### What you should do
The data must be written out once more, precisely as given.

Dataset records
========
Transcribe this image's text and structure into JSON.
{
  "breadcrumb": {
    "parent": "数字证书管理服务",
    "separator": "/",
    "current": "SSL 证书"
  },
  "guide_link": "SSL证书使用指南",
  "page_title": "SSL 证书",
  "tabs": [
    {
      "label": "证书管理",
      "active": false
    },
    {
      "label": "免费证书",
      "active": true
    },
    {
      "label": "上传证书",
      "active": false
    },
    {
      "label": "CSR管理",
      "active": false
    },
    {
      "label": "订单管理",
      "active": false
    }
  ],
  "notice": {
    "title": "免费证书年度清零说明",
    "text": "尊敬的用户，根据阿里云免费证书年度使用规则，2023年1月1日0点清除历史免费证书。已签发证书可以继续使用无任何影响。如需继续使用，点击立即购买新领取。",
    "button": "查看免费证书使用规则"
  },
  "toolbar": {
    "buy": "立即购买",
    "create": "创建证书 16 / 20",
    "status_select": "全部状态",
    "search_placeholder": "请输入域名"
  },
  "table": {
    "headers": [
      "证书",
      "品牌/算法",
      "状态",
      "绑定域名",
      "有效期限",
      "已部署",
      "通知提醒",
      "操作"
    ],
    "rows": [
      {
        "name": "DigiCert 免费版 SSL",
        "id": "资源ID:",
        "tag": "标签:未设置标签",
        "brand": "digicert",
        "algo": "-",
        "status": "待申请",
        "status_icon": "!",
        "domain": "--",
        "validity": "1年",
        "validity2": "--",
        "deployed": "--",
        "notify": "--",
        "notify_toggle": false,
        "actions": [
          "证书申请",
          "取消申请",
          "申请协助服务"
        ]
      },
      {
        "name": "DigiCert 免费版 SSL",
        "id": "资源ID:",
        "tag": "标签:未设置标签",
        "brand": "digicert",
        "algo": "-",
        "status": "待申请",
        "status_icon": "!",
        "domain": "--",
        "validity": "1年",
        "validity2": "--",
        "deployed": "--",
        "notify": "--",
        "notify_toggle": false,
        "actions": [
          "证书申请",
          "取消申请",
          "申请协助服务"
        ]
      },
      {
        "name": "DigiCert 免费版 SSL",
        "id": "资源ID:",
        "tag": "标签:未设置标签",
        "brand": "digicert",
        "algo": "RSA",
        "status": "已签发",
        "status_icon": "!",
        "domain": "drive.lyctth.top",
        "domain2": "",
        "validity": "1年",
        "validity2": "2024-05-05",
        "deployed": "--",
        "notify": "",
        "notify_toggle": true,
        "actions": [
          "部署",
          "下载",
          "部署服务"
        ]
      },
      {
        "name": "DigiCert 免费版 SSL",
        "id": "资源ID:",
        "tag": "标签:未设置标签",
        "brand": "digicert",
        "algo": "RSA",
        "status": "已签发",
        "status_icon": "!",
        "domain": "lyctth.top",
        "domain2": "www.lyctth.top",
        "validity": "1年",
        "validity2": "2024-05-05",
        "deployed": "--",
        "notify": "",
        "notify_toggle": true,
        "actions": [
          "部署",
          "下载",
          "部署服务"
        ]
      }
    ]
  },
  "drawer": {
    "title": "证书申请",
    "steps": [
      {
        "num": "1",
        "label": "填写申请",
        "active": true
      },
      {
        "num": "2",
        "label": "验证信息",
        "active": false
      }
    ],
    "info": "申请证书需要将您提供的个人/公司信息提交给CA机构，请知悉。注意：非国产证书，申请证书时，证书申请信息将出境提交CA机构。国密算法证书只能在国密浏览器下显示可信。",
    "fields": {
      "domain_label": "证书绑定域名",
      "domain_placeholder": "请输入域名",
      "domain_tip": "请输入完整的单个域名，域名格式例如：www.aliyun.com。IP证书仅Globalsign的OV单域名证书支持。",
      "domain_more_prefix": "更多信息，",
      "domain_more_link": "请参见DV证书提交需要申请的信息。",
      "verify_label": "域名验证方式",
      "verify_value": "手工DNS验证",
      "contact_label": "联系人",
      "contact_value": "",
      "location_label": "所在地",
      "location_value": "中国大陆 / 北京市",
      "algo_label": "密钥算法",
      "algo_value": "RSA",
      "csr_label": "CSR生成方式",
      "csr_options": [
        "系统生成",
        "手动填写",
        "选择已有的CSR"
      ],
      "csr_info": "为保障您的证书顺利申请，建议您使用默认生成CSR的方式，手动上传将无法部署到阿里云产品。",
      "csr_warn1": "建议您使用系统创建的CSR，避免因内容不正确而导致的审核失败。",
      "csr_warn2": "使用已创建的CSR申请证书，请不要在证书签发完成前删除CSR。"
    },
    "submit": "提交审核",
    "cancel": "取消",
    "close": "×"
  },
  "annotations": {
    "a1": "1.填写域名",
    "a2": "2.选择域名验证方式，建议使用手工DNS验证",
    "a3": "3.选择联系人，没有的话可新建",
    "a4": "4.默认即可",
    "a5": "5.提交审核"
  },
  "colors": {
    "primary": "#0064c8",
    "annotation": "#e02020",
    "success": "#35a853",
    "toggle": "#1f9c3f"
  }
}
========
### Answer for this exercise
Transcribe this image's text and structure into JSON.
{
  "breadcrumb": {
    "parent": "数字证书管理服务",
    "separator": "/",
    "current": "SSL 证书"
  },
  "guide_link": "SSL证书使用指南",
  "page_title": "SSL 证书",
  "tabs": [
    {
      "label": "证书管理",
      "active": false
    },
    {
      "label": "免费证书",
      "active": true
    },
    {
      "label": "上传证书",
      "active": false
    },
    {
      "label": "CSR管理",
      "active": false
    },
    {
      "label": "订单管理",
      "active": false
    }
  ],
  "notice": {
    "title": "免费证书年度清零说明",
    "text": "尊敬的用户，根据阿里云免费证书年度使用规则，2023年1月1日0点清除历史免费证书。已签发证书可以继续使用无任何影响。如需继续使用，点击立即购买新领取。",
    "button": "查看免费证书使用规则"
  },
  "toolbar": {
    "buy": "立即购买",
    "create": "创建证书 16 / 20",
    "status_select": "全部状态",
    "search_placeholder": "请输入域名"
  },
  "table": {
    "headers": [
      "证书",
      "品牌/算法",
      "状态",
      "绑定域名",
      "有效期限",
      "已部署",
      "通知提醒",
      "操作"
    ],
    "rows": [
      {
        "name": "DigiCert 免费版 SSL",
        "id": "资源ID:",
        "tag": "标签:未设置标签",
        "brand": "digicert",
        "algo": "-",
        "status": "待申请",
        "status_icon": "!",
        "domain": "--",
        "validity": "1年",
        "validity2": "--",
        "deployed": "--",
        "notify": "--",
        "notify_toggle": false,
        "actions": [
          "证书申请",
          "取消申请",
          "申请协助服务"
        ]
      },
      {
        "name": "DigiCert 免费版 SSL",
        "id": "资源ID:",
        "tag": "标签:未设置标签",
        "brand": "digicert",
        "algo": "-",
        "status": "待申请",
        "status_icon": "!",
        "domain": "--",
        "validity": "1年",
        "validity2": "--",
        "deployed": "--",
        "notify": "--",
        "notify_toggle": false,
        "actions": [
          "证书申请",
          "取消申请",
          "申请协助服务"
        ]
      },
      {
        "name": "DigiCert 免费版 SSL",
        "id": "资源ID:",
        "tag": "标签:未设置标签",
        "brand": "digicert",
        "algo": "RSA",
        "status": "已签发",
        "status_icon": "!",
        "domain": "drive.lyctth.top",
        "domain2": "",
        "validity": "1年",
        "validity2": "2024-05-05",
        "deployed": "--",
        "notify": "",
        "notify_toggle": true,
        "actions": [
          "部署",
          "下载",
          "部署服务"
        ]
      },
      {
        "name": "DigiCert 免费版 SSL",
        "id": "资源ID:",
        "tag": "标签:未设置标签",
        "brand": "digicert",
        "algo": "RSA",
        "status": "已签发",
        "status_icon": "!",
        "domain": "lyctth.top",
        "domain2": "www.lyctth.top",
        "validity": "1年",
        "validity2": "2024-05-05",
        "deployed": "--",
        "notify": "",
        "notify_toggle": true,
        "actions": [
          "部署",
          "下载",
          "部署服务"
        ]
      }
    ]
  },
  "drawer": {
    "title": "证书申请",
    "steps": [
      {
        "num": "1",
        "label": "填写申请",
        "active": true
      },
      {
        "num": "2",
        "label": "验证信息",
        "active": false
      }
    ],
    "info": "申请证书需要将您提供的个人/公司信息提交给CA机构，请知悉。注意：非国产证书，申请证书时，证书申请信息将出境提交CA机构。国密算法证书只能在国密浏览器下显示可信。",
    "fields": {
      "domain_label": "证书绑定域名",
      "domain_placeholder": "请输入域名",
      "domain_tip": "请输入完整的单个域名，域名格式例如：www.aliyun.com。IP证书仅Globalsign的OV单域名证书支持。",
      "domain_more_prefix": "更多信息，",
      "domain_more_link": "请参见DV证书提交需要申请的信息。",
      "verify_label": "域名验证方式",
      "verify_value": "手工DNS验证",
      "contact_label": "联系人",
      "contact_value": "",
      "location_label": "所在地",
      "location_value": "中国大陆 / 北京市",
      "algo_label": "密钥算法",
      "algo_value": "RSA",
      "csr_label": "CSR生成方式",
      "csr_options": [
        "系统生成",
        "手动填写",
        "选择已有的CSR"
      ],
      "csr_info": "为保障您的证书顺利申请，建议您使用默认生成CSR的方式，手动上传将无法部署到阿里云产品。",
      "csr_warn1": "建议您使用系统创建的CSR，避免因内容不正确而导致的审核失败。",
      "csr_warn2": "使用已创建的CSR申请证书，请不要在证书签发完成前删除CSR。"
    },
    "submit": "提交审核",
    "cancel": "取消",
    "close": "×"
  },
  "annotations": {
    "a1": "1.填写域名",
    "a2": "2.选择域名验证方式，建议使用手工DNS验证",
    "a3": "3.选择联系人，没有的话可新建",
    "a4": "4.默认即可",
    "a5": "5.提交审核"
  },
  "colors": {
    "primary": "#0064c8",
    "annotation": "#e02020",
    "success": "#35a853",
    "toggle": "#1f9c3f"
  }
}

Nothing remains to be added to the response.